• _EXERCISE_:
Using the listing below, extract each line that has the word "JSON" in it.

* Begin *

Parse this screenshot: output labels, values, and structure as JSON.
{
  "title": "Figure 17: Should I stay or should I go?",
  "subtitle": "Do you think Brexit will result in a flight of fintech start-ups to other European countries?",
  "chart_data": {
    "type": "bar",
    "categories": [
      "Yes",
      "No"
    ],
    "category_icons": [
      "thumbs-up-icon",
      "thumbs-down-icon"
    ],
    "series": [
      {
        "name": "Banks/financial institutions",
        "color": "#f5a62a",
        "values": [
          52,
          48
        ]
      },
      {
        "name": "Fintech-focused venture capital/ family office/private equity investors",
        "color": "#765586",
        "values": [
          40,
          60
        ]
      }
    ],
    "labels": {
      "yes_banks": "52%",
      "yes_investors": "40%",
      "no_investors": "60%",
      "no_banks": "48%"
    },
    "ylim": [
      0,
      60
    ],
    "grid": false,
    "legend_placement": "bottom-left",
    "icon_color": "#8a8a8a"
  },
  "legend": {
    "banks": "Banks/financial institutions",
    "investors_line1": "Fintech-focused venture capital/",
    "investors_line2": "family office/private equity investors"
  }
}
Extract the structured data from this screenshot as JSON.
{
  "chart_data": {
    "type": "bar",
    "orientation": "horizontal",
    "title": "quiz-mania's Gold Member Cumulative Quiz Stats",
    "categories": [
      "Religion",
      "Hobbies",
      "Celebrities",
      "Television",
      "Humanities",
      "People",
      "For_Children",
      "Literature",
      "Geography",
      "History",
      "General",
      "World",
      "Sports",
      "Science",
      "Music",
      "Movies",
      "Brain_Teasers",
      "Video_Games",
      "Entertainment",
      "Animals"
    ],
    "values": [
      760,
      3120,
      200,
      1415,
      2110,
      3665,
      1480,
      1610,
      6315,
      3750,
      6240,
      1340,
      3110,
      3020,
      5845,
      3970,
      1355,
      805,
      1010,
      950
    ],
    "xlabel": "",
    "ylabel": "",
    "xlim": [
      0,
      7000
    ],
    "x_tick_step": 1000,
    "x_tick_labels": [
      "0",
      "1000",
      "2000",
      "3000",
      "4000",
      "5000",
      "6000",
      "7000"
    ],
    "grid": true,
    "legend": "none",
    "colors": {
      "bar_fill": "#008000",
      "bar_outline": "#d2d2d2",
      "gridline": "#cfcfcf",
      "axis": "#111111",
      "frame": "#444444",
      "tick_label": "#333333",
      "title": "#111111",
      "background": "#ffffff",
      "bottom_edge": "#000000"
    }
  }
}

* End *

• _TASK SOLUTION_:
Parse this screenshot: output labels, values, and structure as JSON.
Extract the structured data from this screenshot as JSON.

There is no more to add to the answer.